> [Written instruction]:
Select and reproduce each line of the listing below that bears the string "What".

Dataset items:
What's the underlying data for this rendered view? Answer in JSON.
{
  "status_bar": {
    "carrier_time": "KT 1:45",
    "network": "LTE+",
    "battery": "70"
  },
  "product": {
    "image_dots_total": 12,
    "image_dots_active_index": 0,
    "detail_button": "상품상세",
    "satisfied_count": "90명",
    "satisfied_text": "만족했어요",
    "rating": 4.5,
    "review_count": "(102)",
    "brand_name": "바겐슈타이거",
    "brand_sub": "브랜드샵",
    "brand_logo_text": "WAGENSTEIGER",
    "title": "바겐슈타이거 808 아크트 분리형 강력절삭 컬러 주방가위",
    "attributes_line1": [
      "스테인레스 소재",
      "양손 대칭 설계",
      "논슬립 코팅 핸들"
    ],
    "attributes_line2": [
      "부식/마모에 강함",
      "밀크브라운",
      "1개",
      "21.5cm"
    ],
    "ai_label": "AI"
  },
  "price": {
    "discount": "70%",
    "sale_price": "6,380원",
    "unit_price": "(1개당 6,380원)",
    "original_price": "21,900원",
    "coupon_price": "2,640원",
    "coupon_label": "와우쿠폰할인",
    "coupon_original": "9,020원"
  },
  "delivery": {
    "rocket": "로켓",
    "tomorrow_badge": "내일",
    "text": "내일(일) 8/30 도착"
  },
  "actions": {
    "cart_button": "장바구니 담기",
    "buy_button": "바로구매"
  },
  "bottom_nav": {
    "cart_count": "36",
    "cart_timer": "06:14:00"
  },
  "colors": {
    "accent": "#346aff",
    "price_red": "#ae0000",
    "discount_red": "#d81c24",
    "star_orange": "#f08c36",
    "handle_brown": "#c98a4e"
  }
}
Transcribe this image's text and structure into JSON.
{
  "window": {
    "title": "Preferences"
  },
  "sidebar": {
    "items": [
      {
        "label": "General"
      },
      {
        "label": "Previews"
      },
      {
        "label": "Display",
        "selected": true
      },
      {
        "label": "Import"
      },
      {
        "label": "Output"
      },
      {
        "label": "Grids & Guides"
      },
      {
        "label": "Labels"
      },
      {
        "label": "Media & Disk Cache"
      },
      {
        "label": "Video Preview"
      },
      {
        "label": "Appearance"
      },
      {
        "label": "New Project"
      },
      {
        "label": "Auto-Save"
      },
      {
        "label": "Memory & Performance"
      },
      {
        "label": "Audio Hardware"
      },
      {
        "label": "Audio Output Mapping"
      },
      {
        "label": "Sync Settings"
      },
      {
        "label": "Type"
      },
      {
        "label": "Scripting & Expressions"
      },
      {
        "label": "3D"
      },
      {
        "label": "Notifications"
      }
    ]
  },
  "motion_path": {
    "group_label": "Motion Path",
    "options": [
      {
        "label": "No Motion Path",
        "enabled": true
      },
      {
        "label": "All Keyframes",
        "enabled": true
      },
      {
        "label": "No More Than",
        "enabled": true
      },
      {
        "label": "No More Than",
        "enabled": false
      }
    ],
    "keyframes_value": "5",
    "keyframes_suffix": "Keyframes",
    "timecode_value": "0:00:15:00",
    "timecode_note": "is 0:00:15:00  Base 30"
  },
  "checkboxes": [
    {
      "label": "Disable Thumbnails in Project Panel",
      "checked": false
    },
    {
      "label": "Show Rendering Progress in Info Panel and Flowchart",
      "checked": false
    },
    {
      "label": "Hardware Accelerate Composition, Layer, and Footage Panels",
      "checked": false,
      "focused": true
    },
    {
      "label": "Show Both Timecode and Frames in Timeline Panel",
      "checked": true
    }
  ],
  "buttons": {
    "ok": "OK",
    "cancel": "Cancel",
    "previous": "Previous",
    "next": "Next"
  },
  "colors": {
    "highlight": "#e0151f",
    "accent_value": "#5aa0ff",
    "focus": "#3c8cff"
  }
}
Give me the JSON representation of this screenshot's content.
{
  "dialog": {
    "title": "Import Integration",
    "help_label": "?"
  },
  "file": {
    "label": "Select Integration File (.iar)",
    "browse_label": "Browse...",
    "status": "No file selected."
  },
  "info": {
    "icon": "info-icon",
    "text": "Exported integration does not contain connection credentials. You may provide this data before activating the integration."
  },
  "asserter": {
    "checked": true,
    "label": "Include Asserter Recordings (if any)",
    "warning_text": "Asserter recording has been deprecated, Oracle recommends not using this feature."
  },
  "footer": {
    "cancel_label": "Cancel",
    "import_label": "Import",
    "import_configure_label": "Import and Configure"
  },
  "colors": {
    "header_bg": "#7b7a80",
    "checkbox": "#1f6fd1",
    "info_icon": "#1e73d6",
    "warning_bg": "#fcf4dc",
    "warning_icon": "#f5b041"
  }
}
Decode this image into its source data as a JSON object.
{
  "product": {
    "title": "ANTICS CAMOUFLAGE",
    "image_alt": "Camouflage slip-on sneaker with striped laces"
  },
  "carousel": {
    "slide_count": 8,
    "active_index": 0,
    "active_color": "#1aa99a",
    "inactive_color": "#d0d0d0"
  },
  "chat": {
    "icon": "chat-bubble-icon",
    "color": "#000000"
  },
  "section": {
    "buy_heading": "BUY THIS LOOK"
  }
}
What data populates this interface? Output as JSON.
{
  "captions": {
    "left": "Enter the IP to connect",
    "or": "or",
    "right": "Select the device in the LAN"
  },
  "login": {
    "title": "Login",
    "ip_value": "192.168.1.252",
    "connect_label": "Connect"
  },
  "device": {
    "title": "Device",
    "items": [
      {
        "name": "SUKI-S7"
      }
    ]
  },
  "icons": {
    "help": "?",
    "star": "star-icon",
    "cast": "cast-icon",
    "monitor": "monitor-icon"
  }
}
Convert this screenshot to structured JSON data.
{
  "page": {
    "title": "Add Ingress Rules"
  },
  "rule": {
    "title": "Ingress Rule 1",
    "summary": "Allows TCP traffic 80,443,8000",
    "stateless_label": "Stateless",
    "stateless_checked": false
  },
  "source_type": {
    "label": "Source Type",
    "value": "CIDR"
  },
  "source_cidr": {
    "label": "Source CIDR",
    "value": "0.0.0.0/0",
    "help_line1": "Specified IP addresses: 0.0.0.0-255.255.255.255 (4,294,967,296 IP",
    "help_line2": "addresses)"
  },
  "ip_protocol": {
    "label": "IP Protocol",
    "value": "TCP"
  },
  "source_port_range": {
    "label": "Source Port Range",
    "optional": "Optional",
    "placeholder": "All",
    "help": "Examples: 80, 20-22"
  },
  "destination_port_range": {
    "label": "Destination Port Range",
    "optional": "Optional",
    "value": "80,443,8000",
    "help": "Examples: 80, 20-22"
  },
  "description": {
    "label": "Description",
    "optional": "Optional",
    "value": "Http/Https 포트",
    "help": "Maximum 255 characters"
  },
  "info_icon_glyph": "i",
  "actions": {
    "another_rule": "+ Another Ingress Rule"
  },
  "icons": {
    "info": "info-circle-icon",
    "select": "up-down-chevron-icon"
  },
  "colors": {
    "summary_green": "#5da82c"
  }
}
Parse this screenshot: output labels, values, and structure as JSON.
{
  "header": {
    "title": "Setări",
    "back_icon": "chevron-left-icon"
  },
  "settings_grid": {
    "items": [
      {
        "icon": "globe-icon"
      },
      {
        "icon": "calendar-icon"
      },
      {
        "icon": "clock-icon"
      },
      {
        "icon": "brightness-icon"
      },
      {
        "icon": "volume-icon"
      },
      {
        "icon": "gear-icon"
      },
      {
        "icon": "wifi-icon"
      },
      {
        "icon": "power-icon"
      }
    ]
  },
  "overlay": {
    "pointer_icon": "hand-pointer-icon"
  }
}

> [Result of the task]:
What's the underlying data for this rendered view? Answer in JSON.
What data populates this interface? Output as JSON.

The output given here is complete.